Count every line in the entries that contains "aloita". Report that count alone.

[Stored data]
══════════════════════════════

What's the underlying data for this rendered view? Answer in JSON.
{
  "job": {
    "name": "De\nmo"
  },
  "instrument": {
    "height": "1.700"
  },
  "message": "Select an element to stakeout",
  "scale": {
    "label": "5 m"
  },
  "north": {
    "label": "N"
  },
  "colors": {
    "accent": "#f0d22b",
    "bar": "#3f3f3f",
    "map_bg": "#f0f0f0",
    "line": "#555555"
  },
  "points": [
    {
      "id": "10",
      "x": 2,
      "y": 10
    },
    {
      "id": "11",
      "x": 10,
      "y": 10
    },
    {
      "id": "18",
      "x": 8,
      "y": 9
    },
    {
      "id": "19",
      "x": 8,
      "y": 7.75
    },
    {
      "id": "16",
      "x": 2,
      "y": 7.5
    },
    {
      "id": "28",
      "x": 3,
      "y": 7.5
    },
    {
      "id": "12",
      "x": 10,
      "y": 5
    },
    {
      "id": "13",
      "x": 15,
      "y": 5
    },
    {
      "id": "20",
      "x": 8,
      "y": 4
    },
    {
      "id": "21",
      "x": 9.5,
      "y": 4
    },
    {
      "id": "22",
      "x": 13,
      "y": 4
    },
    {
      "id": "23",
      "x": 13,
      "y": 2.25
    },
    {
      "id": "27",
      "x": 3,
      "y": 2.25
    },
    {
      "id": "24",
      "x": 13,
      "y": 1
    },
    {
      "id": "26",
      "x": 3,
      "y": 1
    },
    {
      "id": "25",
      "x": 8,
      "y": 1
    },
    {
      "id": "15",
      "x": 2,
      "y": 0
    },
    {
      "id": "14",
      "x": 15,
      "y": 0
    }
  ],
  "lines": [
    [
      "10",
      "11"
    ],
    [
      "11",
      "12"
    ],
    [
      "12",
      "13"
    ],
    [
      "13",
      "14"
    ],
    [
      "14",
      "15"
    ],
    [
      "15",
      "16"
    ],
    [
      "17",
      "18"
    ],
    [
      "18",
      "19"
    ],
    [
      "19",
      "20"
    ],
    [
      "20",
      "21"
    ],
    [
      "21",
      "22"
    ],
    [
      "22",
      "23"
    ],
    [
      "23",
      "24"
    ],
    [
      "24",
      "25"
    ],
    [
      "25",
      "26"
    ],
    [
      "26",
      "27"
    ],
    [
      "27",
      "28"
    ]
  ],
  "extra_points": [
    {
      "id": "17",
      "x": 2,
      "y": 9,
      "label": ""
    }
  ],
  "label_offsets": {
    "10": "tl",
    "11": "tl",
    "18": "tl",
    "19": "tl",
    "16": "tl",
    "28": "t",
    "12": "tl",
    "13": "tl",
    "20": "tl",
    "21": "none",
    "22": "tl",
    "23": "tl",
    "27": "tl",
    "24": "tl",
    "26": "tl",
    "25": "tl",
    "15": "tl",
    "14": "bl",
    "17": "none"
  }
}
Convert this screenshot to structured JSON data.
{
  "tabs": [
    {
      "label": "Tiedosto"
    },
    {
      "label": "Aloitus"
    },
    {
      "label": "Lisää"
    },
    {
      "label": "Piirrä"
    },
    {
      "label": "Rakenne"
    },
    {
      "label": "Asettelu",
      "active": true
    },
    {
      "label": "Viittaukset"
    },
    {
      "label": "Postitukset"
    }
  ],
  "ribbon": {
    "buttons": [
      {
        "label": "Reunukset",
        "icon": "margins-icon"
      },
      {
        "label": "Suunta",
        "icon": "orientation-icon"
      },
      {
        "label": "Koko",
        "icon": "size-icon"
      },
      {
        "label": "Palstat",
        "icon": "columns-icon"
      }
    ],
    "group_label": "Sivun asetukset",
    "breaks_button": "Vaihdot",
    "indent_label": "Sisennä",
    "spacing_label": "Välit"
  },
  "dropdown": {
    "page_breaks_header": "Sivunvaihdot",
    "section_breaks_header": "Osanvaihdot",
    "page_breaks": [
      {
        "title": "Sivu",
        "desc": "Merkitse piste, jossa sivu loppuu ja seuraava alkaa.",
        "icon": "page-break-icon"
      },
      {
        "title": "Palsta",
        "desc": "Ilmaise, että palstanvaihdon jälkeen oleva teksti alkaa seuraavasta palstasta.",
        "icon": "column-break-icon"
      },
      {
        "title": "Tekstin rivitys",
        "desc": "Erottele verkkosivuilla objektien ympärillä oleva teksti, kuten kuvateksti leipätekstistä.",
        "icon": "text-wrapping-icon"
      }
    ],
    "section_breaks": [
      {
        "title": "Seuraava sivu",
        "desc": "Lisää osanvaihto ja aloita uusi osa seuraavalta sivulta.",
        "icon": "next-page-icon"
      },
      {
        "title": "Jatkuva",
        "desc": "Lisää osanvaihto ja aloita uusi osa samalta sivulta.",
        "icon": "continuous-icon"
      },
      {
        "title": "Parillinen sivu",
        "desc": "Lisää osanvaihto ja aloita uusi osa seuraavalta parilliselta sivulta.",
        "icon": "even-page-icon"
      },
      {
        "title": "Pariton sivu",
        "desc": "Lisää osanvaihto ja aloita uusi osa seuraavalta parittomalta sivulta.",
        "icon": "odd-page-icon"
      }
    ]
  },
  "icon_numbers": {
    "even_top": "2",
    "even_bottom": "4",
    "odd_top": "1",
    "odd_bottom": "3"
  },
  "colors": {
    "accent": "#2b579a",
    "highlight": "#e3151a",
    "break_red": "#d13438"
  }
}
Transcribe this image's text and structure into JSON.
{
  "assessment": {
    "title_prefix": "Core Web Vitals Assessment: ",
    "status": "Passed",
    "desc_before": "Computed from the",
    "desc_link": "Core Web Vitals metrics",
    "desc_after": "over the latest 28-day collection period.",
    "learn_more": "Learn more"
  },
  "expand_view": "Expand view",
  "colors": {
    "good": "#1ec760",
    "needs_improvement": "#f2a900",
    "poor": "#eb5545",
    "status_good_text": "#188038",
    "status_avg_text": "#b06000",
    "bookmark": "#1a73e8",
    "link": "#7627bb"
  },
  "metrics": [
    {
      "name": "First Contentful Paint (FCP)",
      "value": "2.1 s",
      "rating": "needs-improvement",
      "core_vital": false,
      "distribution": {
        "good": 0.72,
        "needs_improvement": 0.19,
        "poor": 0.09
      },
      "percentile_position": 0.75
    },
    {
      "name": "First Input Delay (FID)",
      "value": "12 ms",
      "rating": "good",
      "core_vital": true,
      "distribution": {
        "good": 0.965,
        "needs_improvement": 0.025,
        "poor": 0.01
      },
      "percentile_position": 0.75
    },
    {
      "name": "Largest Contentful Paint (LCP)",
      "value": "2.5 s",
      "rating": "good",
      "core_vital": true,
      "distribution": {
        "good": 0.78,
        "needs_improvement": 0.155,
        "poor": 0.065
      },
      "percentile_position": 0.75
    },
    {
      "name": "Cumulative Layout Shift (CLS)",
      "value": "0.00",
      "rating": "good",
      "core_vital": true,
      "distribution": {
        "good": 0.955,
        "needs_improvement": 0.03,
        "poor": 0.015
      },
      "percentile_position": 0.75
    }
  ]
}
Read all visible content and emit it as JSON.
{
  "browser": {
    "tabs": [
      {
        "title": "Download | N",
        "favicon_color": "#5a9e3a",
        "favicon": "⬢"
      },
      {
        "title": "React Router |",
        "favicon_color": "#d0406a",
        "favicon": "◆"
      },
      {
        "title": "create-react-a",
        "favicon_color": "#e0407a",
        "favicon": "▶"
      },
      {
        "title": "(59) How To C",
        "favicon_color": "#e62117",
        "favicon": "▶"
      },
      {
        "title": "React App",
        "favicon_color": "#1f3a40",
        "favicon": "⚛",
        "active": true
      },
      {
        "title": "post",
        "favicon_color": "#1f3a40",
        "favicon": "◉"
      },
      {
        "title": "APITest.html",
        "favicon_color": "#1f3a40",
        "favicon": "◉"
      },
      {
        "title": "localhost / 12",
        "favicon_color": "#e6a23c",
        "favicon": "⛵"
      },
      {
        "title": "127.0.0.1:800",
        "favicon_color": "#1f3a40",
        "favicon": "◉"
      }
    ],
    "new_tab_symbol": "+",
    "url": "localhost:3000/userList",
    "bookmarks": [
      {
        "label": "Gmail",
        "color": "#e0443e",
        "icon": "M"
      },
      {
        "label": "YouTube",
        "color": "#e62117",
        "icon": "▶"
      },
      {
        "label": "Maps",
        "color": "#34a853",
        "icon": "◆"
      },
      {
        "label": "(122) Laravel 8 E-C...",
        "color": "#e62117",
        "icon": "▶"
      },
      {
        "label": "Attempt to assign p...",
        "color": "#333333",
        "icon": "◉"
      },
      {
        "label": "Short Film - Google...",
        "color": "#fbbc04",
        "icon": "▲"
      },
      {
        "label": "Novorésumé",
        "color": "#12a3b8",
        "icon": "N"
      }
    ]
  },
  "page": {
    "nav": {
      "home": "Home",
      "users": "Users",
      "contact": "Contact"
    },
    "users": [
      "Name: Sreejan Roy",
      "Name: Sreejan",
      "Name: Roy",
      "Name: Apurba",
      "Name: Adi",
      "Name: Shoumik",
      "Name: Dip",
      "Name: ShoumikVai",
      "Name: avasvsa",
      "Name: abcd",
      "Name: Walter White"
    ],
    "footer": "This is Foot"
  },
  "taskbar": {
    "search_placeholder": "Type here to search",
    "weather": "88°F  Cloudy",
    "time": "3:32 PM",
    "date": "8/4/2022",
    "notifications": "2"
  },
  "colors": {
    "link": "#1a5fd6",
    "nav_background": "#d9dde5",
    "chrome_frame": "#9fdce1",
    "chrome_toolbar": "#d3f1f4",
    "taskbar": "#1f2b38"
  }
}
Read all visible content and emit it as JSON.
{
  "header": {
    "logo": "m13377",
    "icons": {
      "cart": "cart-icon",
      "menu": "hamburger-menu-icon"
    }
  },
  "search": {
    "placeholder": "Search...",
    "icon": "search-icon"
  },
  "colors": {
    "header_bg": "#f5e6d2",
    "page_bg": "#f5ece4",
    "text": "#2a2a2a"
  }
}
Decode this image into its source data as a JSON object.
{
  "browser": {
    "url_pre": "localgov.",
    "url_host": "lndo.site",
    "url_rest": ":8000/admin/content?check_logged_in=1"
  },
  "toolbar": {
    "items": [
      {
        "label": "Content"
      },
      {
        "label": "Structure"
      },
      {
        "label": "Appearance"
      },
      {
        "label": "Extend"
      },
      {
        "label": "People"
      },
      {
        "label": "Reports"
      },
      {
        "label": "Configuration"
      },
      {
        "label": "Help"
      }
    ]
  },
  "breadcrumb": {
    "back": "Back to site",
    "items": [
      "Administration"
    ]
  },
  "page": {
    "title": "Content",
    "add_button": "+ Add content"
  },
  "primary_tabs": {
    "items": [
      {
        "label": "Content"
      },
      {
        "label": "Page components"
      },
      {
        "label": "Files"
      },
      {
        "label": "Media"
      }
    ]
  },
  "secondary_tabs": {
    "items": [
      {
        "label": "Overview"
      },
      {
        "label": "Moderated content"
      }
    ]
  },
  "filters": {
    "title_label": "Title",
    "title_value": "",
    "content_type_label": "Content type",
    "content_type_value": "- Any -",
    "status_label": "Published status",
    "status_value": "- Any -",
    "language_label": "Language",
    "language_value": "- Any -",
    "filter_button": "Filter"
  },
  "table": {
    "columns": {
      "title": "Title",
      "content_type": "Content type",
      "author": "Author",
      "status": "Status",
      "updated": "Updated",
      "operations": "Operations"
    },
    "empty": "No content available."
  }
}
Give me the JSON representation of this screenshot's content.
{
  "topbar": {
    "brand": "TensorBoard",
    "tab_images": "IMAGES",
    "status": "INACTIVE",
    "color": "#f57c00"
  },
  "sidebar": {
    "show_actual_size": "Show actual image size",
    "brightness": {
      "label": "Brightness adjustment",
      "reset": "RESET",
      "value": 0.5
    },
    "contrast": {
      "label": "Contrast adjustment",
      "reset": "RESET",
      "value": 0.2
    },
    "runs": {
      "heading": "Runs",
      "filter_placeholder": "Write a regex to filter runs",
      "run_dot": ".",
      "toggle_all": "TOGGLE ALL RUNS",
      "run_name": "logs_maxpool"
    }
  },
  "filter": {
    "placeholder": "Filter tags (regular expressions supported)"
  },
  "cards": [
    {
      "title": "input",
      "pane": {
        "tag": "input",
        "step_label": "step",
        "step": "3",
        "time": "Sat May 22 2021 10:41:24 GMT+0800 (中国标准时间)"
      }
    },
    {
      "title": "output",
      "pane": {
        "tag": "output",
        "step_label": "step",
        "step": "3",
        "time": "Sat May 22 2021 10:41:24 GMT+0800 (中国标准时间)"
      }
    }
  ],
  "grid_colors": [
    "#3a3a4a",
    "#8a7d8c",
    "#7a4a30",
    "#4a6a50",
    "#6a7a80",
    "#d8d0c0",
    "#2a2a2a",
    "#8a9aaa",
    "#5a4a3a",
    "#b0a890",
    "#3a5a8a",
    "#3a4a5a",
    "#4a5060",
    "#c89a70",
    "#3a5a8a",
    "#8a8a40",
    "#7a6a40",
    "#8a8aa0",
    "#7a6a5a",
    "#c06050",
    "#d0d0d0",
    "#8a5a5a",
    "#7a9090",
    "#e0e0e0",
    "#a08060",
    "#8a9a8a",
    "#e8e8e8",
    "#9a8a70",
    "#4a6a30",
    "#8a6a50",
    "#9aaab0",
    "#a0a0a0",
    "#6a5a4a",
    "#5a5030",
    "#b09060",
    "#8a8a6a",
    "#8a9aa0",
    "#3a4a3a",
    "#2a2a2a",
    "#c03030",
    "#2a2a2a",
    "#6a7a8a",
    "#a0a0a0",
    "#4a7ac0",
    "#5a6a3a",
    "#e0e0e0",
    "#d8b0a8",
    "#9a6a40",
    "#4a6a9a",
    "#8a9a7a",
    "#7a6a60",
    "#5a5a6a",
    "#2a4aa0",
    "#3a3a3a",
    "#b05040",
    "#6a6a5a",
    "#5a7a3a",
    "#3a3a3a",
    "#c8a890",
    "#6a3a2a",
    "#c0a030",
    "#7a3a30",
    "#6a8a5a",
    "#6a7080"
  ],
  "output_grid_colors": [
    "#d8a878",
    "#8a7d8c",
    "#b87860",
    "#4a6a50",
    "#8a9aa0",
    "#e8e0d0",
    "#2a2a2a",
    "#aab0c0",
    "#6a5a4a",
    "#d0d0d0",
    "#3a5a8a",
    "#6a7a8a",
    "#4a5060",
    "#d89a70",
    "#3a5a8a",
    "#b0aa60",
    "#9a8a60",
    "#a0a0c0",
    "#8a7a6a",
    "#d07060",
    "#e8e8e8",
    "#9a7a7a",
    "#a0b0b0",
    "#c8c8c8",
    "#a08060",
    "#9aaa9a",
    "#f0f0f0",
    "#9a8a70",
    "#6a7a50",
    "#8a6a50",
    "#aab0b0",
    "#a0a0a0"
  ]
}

══════════════════════════════

• [Solved problem]
4